**Goal:**
Copy out the entries exactly, from the first line to the last.

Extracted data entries
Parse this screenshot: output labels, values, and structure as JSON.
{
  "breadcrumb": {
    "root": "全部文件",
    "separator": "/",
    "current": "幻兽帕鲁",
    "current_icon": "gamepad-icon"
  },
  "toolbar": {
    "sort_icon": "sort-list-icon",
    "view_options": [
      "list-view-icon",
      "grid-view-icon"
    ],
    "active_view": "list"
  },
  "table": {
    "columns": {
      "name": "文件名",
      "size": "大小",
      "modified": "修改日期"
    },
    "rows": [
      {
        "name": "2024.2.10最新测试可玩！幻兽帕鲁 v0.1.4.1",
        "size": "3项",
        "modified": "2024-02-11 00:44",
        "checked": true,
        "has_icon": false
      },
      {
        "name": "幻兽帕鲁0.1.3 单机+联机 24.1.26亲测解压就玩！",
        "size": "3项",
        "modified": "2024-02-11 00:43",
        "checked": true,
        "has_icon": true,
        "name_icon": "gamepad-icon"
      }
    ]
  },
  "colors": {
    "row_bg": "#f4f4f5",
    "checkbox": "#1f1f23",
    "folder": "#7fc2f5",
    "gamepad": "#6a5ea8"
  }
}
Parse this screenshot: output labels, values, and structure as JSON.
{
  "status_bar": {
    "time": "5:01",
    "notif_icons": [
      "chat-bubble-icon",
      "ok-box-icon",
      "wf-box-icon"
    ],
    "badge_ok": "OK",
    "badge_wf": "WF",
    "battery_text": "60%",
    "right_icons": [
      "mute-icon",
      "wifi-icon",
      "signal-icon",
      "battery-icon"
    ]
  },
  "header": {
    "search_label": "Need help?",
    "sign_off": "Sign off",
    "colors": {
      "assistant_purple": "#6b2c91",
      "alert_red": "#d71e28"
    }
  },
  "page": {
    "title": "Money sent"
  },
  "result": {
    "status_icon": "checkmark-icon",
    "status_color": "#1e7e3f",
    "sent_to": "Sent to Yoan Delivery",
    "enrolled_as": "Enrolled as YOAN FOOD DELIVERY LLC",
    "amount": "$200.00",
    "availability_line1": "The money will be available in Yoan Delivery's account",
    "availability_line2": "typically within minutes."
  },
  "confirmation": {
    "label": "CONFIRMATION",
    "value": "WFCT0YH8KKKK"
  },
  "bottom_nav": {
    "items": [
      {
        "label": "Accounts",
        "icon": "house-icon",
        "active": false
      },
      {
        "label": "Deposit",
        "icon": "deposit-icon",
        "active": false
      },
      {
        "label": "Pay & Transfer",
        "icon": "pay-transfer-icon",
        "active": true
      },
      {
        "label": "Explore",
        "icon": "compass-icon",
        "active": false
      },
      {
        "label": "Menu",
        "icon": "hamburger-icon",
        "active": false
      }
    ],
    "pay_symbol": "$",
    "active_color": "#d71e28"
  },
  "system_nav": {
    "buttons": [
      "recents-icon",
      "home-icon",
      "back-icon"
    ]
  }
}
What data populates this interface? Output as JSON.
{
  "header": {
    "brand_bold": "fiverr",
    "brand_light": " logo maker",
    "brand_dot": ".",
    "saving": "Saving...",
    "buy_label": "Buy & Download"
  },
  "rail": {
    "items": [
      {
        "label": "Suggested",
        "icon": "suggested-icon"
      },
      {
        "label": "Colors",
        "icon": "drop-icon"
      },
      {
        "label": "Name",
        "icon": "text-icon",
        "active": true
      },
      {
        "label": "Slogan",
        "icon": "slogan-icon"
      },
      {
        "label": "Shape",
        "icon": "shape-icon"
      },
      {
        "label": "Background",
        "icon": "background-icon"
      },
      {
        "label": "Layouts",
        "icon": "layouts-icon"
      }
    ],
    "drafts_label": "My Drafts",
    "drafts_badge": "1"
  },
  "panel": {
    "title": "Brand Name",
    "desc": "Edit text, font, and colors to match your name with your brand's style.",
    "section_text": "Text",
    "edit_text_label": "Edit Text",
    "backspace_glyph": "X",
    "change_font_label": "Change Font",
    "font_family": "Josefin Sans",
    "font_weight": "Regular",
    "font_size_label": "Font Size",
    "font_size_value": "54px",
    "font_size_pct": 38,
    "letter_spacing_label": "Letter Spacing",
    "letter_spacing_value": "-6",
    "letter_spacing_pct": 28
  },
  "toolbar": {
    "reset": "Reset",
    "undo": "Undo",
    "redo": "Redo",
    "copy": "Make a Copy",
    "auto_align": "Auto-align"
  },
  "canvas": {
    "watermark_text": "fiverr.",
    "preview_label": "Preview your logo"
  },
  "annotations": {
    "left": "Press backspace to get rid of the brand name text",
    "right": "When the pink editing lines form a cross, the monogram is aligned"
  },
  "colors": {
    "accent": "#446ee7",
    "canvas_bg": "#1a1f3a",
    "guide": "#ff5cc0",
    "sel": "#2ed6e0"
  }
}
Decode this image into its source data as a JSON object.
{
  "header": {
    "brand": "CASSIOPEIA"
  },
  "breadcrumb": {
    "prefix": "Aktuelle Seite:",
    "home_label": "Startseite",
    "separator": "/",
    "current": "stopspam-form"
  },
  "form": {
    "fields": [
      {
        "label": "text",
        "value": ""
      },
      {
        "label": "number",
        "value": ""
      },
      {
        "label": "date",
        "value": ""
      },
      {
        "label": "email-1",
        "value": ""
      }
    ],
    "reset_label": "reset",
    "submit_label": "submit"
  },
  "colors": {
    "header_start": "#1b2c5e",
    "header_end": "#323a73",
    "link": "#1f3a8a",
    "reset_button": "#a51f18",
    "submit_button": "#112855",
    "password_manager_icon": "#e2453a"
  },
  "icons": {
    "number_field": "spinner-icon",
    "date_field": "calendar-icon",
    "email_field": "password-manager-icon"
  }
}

**Result for this task:**
Parse this screenshot: output labels, values, and structure as JSON.
{
  "breadcrumb": {
    "root": "全部文件",
    "separator": "/",
    "current": "幻兽帕鲁",
    "current_icon": "gamepad-icon"
  },
  "toolbar": {
    "sort_icon": "sort-list-icon",
    "view_options": [
      "list-view-icon",
      "grid-view-icon"
    ],
    "active_view": "list"
  },
  "table": {
    "columns": {
      "name": "文件名",
      "size": "大小",
      "modified": "修改日期"
    },
    "rows": [
      {
        "name": "2024.2.10最新测试可玩！幻兽帕鲁 v0.1.4.1",
        "size": "3项",
        "modified": "2024-02-11 00:44",
        "checked": true,
        "has_icon": false
      },
      {
        "name": "幻兽帕鲁0.1.3 单机+联机 24.1.26亲测解压就玩！",
        "size": "3项",
        "modified": "2024-02-11 00:43",
        "checked": true,
        "has_icon": true,
        "name_icon": "gamepad-icon"
      }
    ]
  },
  "colors": {
    "row_bg": "#f4f4f5",
    "checkbox": "#1f1f23",
    "folder": "#7fc2f5",
    "gamepad": "#6a5ea8"
  }
}
Parse this screenshot: output labels, values, and structure as JSON.
{
  "status_bar": {
    "time": "5:01",
    "notif_icons": [
      "chat-bubble-icon",
      "ok-box-icon",
      "wf-box-icon"
    ],
    "badge_ok": "OK",
    "badge_wf": "WF",
    "battery_text": "60%",
    "right_icons": [
      "mute-icon",
      "wifi-icon",
      "signal-icon",
      "battery-icon"
    ]
  },
  "header": {
    "search_label": "Need help?",
    "sign_off": "Sign off",
    "colors": {
      "assistant_purple": "#6b2c91",
      "alert_red": "#d71e28"
    }
  },
  "page": {
    "title": "Money sent"
  },
  "result": {
    "status_icon": "checkmark-icon",
    "status_color": "#1e7e3f",
    "sent_to": "Sent to Yoan Delivery",
    "enrolled_as": "Enrolled as YOAN FOOD DELIVERY LLC",
    "amount": "$200.00",
    "availability_line1": "The money will be available in Yoan Delivery's account",
    "availability_line2": "typically within minutes."
  },
  "confirmation": {
    "label": "CONFIRMATION",
    "value": "WFCT0YH8KKKK"
  },
  "bottom_nav": {
    "items": [
      {
        "label": "Accounts",
        "icon": "house-icon",
        "active": false
      },
      {
        "label": "Deposit",
        "icon": "deposit-icon",
        "active": false
      },
      {
        "label": "Pay & Transfer",
        "icon": "pay-transfer-icon",
        "active": true
      },
      {
        "label": "Explore",
        "icon": "compass-icon",
        "active": false
      },
      {
        "label": "Menu",
        "icon": "hamburger-icon",
        "active": false
      }
    ],
    "pay_symbol": "$",
    "active_color": "#d71e28"
  },
  "system_nav": {
    "buttons": [
      "recents-icon",
      "home-icon",
      "back-icon"
    ]
  }
}
What data populates this interface? Output as JSON.
{
  "header": {
    "brand_bold": "fiverr",
    "brand_light": " logo maker",
    "brand_dot": ".",
    "saving": "Saving...",
    "buy_label": "Buy & Download"
  },
  "rail": {
    "items": [
      {
        "label": "Suggested",
        "icon": "suggested-icon"
      },
      {
        "label": "Colors",
        "icon": "drop-icon"
      },
      {
        "label": "Name",
        "icon": "text-icon",
        "active": true
      },
      {
        "label": "Slogan",
        "icon": "slogan-icon"
      },
      {
        "label": "Shape",
        "icon": "shape-icon"
      },
      {
        "label": "Background",
        "icon": "background-icon"
      },
      {
        "label": "Layouts",
        "icon": "layouts-icon"
      }
    ],
    "drafts_label": "My Drafts",
    "drafts_badge": "1"
  },
  "panel": {
    "title": "Brand Name",
    "desc": "Edit text, font, and colors to match your name with your brand's style.",
    "section_text": "Text",
    "edit_text_label": "Edit Text",
    "backspace_glyph": "X",
    "change_font_label": "Change Font",
    "font_family": "Josefin Sans",
    "font_weight": "Regular",
    "font_size_label": "Font Size",
    "font_size_value": "54px",
    "font_size_pct": 38,
    "letter_spacing_label": "Letter Spacing",
    "letter_spacing_value": "-6",
    "letter_spacing_pct": 28
  },
  "toolbar": {
    "reset": "Reset",
    "undo": "Undo",
    "redo": "Redo",
    "copy": "Make a Copy",
    "auto_align": "Auto-align"
  },
  "canvas": {
    "watermark_text": "fiverr.",
    "preview_label": "Preview your logo"
  },
  "annotations": {
    "left": "Press backspace to get rid of the brand name text",
    "right": "When the pink editing lines form a cross, the monogram is aligned"
  },
  "colors": {
    "accent": "#446ee7",
    "canvas_bg": "#1a1f3a",
    "guide": "#ff5cc0",
    "sel": "#2ed6e0"
  }
}
Decode this image into its source data as a JSON object.
{
  "header": {
    "brand": "CASSIOPEIA"
  },
  "breadcrumb": {
    "prefix": "Aktuelle Seite:",
    "home_label": "Startseite",
    "separator": "/",
    "current": "stopspam-form"
  },
  "form": {
    "fields": [
      {
        "label": "text",
        "value": ""
      },
      {
        "label": "number",
        "value": ""
      },
      {
        "label": "date",
        "value": ""
      },
      {
        "label": "email-1",
        "value": ""
      }
    ],
    "reset_label": "reset",
    "submit_label": "submit"
  },
  "colors": {
    "header_start": "#1b2c5e",
    "header_end": "#323a73",
    "link": "#1f3a8a",
    "reset_button": "#a51f18",
    "submit_button": "#112855",
    "password_manager_icon": "#e2453a"
  },
  "icons": {
    "number_field": "spinner-icon",
    "date_field": "calendar-icon",
    "email_field": "password-manager-icon"
  }
}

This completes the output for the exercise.